Task objective:
Rewrite the records from the line with "Itemize the components" up to and including the line with "shader-label: Shader bbox=[57, 425, 100, 439]" as a JSON list of strings, one string per line. Leave out any blank lines.

(Records taken from a collection)

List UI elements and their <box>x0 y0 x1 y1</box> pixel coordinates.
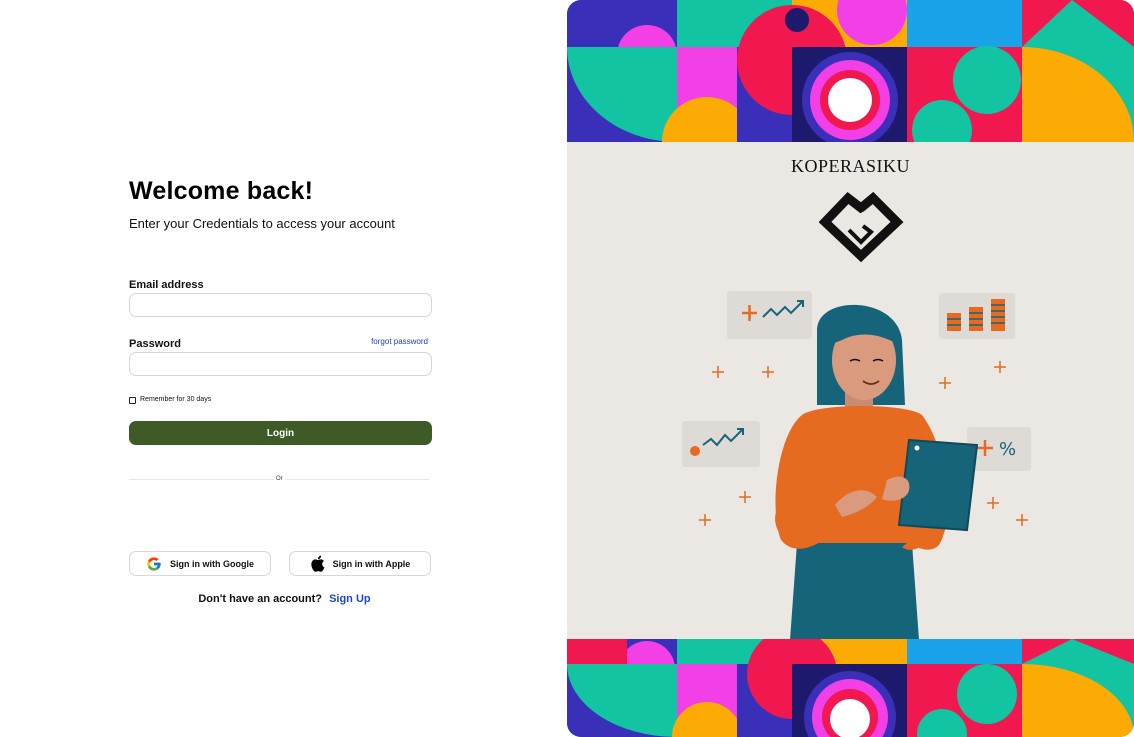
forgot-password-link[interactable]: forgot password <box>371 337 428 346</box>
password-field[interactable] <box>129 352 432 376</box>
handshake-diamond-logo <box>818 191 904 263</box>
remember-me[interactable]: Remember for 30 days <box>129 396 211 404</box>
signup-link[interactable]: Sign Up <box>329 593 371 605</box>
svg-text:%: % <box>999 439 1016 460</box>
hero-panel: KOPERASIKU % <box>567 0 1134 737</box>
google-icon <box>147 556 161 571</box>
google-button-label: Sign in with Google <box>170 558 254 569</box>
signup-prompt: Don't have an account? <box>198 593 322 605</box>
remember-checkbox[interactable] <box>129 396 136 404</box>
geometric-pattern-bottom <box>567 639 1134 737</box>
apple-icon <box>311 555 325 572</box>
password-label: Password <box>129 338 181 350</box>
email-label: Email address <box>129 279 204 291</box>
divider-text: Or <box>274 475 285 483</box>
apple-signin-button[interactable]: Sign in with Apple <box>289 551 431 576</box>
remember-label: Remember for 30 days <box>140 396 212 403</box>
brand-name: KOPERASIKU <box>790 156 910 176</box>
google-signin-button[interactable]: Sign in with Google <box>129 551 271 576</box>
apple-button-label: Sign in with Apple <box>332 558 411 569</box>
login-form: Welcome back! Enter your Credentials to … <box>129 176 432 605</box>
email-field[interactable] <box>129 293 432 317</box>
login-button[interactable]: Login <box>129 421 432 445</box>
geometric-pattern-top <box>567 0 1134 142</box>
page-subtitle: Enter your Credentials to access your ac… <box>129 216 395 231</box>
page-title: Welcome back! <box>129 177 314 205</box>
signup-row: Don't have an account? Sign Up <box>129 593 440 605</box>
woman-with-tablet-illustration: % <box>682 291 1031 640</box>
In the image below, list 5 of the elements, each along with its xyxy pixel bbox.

==

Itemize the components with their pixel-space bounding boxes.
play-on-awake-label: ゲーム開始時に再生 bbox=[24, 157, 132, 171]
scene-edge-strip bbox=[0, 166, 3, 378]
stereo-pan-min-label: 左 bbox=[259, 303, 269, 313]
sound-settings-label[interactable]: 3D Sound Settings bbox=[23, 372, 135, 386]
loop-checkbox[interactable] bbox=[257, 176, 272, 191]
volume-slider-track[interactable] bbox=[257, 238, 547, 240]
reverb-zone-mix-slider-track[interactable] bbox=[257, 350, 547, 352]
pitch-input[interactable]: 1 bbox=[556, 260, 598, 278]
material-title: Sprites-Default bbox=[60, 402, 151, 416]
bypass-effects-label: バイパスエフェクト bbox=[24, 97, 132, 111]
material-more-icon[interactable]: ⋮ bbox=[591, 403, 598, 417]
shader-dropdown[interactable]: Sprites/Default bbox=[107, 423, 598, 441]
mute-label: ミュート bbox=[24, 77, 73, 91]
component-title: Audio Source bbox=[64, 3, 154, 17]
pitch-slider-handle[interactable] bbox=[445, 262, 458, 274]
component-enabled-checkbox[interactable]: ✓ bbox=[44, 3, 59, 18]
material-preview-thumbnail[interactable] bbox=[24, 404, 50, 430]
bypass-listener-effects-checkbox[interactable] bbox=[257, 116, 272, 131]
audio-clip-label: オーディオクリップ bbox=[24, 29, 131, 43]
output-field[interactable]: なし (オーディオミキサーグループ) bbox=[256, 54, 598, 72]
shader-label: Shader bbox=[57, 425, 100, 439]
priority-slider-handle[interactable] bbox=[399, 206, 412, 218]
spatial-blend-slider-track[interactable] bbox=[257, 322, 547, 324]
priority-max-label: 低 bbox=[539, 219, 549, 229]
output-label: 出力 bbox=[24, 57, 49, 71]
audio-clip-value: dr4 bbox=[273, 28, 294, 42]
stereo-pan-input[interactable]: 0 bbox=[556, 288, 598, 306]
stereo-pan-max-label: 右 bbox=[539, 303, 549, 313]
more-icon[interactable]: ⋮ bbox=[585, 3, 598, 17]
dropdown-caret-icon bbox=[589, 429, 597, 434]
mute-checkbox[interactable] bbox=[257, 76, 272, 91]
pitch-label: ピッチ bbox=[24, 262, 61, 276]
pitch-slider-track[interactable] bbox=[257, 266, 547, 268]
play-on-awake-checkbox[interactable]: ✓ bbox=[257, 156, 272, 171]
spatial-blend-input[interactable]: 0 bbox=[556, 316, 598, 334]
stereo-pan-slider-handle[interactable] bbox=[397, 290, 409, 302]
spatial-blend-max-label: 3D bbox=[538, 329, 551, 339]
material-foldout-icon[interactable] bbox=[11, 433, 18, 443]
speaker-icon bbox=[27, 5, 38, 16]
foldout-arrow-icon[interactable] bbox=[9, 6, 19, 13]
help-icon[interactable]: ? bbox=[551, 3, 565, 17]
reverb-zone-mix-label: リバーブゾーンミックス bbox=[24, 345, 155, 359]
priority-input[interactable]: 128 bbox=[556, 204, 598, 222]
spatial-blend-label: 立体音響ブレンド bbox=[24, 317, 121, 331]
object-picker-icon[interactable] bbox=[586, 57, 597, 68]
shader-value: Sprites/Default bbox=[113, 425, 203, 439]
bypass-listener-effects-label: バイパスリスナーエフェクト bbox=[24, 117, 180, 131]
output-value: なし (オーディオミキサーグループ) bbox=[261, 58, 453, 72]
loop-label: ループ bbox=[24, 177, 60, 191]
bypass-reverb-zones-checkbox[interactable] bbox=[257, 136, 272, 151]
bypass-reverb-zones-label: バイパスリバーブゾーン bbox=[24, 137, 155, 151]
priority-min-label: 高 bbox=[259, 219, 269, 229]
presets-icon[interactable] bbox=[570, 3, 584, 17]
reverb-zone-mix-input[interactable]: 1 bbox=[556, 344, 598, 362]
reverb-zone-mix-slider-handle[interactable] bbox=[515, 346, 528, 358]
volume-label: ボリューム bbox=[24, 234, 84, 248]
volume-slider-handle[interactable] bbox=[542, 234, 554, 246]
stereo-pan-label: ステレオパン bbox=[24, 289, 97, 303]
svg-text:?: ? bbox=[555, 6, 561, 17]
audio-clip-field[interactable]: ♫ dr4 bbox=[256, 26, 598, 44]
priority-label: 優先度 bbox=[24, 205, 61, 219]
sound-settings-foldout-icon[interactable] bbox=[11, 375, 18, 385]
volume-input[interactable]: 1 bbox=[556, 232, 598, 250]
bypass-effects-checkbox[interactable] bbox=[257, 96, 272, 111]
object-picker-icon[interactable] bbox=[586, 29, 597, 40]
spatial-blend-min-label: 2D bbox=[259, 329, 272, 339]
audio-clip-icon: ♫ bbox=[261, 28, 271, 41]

Full answer:
[
  "Itemize the components with their pixel-space bounding boxes.",
  "play-on-awake-label: ゲーム開始時に再生 bbox=[24, 157, 132, 171]",
  "scene-edge-strip bbox=[0, 166, 3, 378]",
  "stereo-pan-min-label: 左 bbox=[259, 303, 269, 313]",
  "sound-settings-label[interactable]: 3D Sound Settings bbox=[23, 372, 135, 386]",
  "loop-checkbox[interactable] bbox=[257, 176, 272, 191]",
  "volume-slider-track[interactable] bbox=[257, 238, 547, 240]",
  "reverb-zone-mix-slider-track[interactable] bbox=[257, 350, 547, 352]",
  "pitch-input[interactable]: 1 bbox=[556, 260, 598, 278]",
  "material-title: Sprites-Default bbox=[60, 402, 151, 416]",
  "bypass-effects-label: バイパスエフェクト bbox=[24, 97, 132, 111]",
  "material-more-icon[interactable]: ⋮ bbox=[591, 403, 598, 417]",
  "shader-dropdown[interactable]: Sprites/Default bbox=[107, 423, 598, 441]",
  "mute-label: ミュート bbox=[24, 77, 73, 91]",
  "component-title: Audio Source bbox=[64, 3, 154, 17]",
  "pitch-slider-handle[interactable] bbox=[445, 262, 458, 274]",
  "component-enabled-checkbox[interactable]: ✓ bbox=[44, 3, 59, 18]",
  "material-preview-thumbnail[interactable] bbox=[24, 404, 50, 430]",
  "bypass-listener-effects-checkbox[interactable] bbox=[257, 116, 272, 131]",
  "audio-clip-label: オーディオクリップ bbox=[24, 29, 131, 43]",
  "output-field[interactable]: なし (オーディオミキサーグループ) bbox=[256, 54, 598, 72]",
  "shader-label: Shader bbox=[57, 425, 100, 439]"
]